* STATED TASK *
Copy all lines of the listing that include the string "Исследование".

* SUPPLIED RECORDS *
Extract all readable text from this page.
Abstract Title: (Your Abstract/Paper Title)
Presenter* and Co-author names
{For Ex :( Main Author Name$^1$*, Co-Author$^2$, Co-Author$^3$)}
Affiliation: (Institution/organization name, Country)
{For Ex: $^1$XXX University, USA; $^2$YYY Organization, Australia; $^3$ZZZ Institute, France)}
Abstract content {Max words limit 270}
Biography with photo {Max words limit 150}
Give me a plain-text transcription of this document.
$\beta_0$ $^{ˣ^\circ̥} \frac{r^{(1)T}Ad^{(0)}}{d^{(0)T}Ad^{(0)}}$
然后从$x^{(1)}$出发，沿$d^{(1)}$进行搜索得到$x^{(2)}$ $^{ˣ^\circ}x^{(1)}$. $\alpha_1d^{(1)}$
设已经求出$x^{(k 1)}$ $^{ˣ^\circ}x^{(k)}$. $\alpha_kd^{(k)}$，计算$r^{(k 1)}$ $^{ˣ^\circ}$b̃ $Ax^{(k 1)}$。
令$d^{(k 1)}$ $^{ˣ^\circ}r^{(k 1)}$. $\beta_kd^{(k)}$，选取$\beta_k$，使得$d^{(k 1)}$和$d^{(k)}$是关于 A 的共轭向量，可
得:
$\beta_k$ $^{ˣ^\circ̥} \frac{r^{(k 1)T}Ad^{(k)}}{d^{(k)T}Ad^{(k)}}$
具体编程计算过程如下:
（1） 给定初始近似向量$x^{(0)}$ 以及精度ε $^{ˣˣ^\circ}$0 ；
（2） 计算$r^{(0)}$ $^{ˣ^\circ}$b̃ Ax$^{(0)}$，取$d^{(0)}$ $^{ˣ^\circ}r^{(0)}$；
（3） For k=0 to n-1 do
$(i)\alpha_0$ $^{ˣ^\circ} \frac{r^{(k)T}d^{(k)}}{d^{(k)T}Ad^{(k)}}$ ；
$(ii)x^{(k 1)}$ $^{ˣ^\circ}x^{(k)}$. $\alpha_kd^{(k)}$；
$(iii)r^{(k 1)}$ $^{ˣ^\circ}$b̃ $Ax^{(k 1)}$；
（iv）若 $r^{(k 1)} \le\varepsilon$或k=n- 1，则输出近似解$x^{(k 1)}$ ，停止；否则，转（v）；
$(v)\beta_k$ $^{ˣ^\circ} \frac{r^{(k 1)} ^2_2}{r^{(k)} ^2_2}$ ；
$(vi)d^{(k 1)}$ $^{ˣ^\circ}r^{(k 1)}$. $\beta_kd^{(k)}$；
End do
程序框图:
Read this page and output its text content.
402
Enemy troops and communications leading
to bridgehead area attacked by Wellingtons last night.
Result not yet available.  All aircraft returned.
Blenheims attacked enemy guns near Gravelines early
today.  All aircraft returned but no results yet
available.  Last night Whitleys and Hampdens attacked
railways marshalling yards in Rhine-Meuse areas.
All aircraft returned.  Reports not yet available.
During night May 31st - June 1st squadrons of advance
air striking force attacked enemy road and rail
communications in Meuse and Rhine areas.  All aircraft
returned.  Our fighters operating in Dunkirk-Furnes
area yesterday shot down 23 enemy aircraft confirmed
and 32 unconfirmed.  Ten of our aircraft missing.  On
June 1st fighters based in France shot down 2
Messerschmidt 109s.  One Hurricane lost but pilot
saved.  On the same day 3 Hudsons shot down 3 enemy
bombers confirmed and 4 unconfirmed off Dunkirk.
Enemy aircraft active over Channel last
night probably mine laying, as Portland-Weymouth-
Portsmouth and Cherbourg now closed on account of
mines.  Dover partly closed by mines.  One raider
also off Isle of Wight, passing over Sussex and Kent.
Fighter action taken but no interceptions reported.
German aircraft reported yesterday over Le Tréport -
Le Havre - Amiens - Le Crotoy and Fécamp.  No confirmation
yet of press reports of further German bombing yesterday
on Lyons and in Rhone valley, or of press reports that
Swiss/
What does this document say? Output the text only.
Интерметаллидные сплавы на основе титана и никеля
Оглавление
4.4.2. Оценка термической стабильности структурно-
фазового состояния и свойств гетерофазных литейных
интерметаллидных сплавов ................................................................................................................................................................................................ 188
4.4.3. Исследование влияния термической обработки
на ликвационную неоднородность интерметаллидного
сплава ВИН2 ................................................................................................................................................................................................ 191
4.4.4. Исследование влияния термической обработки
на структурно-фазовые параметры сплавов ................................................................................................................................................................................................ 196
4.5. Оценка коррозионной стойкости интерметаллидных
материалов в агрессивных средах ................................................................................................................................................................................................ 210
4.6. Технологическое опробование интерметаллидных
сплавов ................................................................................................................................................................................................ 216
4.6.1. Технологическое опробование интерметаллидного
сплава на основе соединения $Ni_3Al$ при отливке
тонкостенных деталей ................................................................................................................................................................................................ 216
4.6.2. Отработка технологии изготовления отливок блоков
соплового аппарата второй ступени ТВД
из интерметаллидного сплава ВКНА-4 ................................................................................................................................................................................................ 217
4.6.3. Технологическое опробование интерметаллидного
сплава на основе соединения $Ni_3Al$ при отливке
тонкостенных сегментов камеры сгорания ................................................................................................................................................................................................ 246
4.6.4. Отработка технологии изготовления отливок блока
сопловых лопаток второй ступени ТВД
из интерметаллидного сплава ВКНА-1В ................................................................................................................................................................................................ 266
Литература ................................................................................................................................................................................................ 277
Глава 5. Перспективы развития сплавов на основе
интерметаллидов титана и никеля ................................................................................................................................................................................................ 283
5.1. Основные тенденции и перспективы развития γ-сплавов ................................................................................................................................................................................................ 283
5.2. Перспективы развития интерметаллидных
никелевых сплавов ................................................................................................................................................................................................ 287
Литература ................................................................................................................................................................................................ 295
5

* EXERCISE RESPONSE *
4.4.3. Исследование влияния термической обработки
4.4.4. Исследование влияния термической обработки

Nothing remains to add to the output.